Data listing
===

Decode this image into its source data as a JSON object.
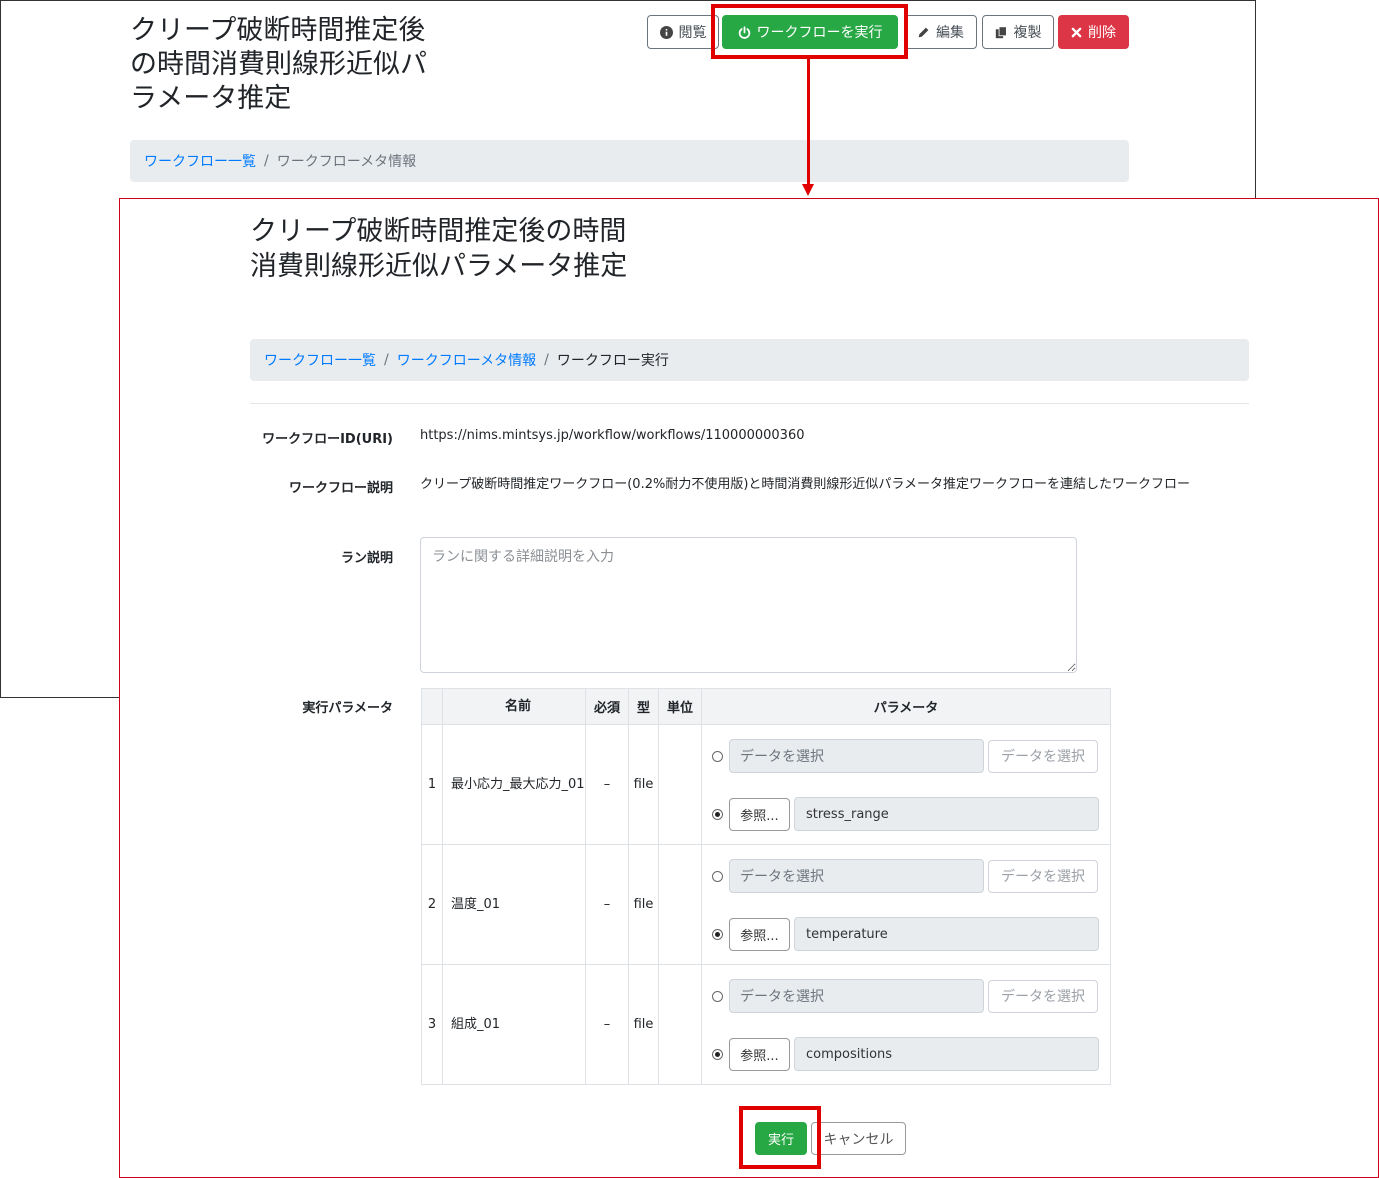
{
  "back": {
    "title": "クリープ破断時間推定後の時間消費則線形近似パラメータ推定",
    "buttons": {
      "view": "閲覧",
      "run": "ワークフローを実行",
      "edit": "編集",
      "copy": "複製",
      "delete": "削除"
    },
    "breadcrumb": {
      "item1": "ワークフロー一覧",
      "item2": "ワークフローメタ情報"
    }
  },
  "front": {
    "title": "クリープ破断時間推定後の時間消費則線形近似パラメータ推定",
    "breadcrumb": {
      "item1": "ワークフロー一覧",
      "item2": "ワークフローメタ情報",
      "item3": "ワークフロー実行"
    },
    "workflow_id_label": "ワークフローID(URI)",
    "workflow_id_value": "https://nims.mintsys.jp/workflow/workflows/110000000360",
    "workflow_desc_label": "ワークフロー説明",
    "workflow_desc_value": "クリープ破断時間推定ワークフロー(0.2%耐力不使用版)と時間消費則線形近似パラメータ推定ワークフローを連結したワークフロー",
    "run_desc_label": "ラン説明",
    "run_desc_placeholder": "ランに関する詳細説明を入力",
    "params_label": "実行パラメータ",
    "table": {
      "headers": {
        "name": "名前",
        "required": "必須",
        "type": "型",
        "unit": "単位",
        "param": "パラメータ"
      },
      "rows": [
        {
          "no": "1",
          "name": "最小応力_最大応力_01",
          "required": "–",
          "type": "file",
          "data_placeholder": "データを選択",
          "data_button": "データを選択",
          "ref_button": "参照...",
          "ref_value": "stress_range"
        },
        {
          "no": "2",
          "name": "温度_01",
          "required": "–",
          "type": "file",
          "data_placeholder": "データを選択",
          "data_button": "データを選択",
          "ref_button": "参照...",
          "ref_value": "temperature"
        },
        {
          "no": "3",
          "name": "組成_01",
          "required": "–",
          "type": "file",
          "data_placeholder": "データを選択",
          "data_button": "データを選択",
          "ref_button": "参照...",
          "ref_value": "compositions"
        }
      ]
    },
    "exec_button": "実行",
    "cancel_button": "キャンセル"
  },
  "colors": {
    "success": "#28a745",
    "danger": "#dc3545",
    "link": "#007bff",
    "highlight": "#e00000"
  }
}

===

- What is needed: The data above should be repeated exactly, minus any pictures.

- Result of the exercise:
Decode this image into its source data as a JSON object.
{
  "back": {
    "title": "クリープ破断時間推定後の時間消費則線形近似パラメータ推定",
    "buttons": {
      "view": "閲覧",
      "run": "ワークフローを実行",
      "edit": "編集",
      "copy": "複製",
      "delete": "削除"
    },
    "breadcrumb": {
      "item1": "ワークフロー一覧",
      "item2": "ワークフローメタ情報"
    }
  },
  "front": {
    "title": "クリープ破断時間推定後の時間消費則線形近似パラメータ推定",
    "breadcrumb": {
      "item1": "ワークフロー一覧",
      "item2": "ワークフローメタ情報",
      "item3": "ワークフロー実行"
    },
    "workflow_id_label": "ワークフローID(URI)",
    "workflow_id_value": "https://nims.mintsys.jp/workflow/workflows/110000000360",
    "workflow_desc_label": "ワークフロー説明",
    "workflow_desc_value": "クリープ破断時間推定ワークフロー(0.2%耐力不使用版)と時間消費則線形近似パラメータ推定ワークフローを連結したワークフロー",
    "run_desc_label": "ラン説明",
    "run_desc_placeholder": "ランに関する詳細説明を入力",
    "params_label": "実行パラメータ",
    "table": {
      "headers": {
        "name": "名前",
        "required": "必須",
        "type": "型",
        "unit": "単位",
        "param": "パラメータ"
      },
      "rows": [
        {
          "no": "1",
          "name": "最小応力_最大応力_01",
          "required": "–",
          "type": "file",
          "data_placeholder": "データを選択",
          "data_button": "データを選択",
          "ref_button": "参照...",
          "ref_value": "stress_range"
        },
        {
          "no": "2",
          "name": "温度_01",
          "required": "–",
          "type": "file",
          "data_placeholder": "データを選択",
          "data_button": "データを選択",
          "ref_button": "参照...",
          "ref_value": "temperature"
        },
        {
          "no": "3",
          "name": "組成_01",
          "required": "–",
          "type": "file",
          "data_placeholder": "データを選択",
          "data_button": "データを選択",
          "ref_button": "参照...",
          "ref_value": "compositions"
        }
      ]
    },
    "exec_button": "実行",
    "cancel_button": "キャンセル"
  },
  "colors": {
    "success": "#28a745",
    "danger": "#dc3545",
    "link": "#007bff",
    "highlight": "#e00000"
  }
}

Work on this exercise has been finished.